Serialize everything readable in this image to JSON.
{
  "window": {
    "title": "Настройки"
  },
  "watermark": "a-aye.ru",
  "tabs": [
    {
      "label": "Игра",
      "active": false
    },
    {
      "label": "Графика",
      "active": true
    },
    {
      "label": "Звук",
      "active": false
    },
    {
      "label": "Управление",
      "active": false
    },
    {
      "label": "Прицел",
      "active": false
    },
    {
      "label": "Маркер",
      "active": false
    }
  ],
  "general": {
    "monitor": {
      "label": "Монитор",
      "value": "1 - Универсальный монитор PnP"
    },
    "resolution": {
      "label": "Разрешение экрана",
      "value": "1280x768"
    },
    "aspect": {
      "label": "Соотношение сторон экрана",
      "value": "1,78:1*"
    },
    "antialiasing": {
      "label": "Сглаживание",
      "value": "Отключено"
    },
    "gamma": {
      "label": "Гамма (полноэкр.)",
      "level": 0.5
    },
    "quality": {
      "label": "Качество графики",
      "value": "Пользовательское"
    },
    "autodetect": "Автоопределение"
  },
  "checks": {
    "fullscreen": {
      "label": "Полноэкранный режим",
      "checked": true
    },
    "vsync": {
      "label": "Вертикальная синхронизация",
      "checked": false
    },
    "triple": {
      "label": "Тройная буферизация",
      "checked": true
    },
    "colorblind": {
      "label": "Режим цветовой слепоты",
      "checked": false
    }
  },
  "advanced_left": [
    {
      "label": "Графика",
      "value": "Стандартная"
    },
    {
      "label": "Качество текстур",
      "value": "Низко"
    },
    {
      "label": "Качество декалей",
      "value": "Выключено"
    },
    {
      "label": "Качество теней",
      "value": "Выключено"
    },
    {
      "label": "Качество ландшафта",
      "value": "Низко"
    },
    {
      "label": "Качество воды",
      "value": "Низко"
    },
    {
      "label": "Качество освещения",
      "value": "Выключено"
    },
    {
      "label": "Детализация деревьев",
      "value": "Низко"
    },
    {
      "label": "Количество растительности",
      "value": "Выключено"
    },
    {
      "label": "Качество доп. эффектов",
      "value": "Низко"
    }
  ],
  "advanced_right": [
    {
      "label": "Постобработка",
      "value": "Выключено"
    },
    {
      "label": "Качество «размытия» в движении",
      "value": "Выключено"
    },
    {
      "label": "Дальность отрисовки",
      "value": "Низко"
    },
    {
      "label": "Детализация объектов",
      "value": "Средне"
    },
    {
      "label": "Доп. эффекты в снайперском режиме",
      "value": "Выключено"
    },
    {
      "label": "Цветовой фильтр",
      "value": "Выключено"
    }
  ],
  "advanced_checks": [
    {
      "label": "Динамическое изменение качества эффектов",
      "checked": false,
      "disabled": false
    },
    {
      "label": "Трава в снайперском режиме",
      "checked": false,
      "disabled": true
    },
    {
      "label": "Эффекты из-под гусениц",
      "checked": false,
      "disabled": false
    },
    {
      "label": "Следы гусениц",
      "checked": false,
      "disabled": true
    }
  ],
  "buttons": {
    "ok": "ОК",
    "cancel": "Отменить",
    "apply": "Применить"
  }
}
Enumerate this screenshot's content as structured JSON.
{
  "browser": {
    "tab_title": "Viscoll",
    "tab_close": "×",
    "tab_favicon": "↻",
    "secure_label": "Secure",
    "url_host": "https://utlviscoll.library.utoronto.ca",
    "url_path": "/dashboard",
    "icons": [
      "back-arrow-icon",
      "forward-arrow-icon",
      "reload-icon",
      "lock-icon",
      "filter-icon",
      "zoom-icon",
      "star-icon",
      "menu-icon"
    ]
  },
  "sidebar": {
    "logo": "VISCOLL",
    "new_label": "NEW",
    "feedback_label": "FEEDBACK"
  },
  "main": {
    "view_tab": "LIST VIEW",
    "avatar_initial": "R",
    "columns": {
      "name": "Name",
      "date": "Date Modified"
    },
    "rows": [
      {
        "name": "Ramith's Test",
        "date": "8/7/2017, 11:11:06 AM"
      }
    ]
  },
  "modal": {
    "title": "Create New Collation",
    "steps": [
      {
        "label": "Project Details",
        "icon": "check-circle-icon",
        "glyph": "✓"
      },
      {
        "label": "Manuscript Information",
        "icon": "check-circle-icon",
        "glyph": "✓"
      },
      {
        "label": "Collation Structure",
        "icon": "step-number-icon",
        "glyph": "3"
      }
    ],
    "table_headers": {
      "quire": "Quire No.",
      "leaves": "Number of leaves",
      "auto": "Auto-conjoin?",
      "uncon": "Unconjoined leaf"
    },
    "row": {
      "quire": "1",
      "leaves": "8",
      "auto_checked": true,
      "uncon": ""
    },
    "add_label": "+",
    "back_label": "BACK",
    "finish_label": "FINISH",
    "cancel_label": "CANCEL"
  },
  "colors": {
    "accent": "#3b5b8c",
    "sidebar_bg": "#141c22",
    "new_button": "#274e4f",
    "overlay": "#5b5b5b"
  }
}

Objective: Copy each line containing the word "Детализация" from the data.

Task answer:
      "label": "Детализация деревьев",
      "label": "Детализация объектов",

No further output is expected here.